Entries taken from a collection:
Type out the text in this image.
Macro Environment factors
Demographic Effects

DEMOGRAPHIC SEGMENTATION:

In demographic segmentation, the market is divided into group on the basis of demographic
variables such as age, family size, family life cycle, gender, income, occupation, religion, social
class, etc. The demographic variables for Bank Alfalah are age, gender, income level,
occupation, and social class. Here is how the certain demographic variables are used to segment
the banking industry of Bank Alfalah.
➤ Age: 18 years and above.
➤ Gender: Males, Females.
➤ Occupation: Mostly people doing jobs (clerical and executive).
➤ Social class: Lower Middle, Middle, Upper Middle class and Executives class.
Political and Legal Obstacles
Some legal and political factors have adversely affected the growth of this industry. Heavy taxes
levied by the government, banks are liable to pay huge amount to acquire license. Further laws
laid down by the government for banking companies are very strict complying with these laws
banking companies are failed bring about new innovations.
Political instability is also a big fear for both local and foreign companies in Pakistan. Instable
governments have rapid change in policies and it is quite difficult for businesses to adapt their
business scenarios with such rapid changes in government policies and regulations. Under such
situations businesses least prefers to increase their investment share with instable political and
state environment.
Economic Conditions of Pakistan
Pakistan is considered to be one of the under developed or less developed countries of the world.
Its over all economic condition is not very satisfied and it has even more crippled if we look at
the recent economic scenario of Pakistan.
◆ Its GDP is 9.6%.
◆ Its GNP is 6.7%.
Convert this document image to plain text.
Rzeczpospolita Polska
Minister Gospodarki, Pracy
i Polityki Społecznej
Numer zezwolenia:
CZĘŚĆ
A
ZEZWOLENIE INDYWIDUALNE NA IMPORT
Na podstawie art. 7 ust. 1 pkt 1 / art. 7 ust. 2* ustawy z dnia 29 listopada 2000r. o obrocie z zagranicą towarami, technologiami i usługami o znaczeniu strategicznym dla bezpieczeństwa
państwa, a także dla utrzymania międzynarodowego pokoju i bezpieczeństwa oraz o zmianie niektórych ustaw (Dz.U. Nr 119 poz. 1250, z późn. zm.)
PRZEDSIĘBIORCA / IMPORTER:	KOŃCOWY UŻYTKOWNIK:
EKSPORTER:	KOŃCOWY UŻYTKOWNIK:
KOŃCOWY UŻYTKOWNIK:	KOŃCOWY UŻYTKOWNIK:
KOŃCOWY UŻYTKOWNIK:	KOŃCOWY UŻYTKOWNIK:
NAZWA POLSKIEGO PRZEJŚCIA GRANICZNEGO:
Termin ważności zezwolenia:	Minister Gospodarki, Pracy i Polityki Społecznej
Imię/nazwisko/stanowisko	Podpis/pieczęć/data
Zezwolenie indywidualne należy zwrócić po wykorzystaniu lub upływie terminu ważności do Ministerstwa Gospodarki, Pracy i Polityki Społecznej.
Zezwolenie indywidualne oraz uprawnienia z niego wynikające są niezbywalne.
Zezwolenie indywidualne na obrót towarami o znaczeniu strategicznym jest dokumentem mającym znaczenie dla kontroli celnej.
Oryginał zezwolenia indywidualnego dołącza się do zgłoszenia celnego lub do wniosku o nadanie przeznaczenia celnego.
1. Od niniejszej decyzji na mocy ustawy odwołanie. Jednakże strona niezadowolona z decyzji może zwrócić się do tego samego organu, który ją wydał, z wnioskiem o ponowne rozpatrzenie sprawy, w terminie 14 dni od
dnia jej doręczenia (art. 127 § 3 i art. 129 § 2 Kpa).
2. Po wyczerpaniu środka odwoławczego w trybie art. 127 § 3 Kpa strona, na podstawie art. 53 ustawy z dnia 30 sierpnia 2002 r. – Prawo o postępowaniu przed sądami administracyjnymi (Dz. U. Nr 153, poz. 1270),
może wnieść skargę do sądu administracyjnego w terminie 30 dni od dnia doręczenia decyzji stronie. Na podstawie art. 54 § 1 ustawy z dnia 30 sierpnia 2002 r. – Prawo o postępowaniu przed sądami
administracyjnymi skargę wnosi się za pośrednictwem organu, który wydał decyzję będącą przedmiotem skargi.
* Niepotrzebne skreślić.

= Required work =
Copy each line from the data above that includes "have".

= Result =
Some legal and political factors have adversely affected the growth of this industry. Heavy taxes
governments have rapid change in policies and it is quite difficult for businesses to adapt their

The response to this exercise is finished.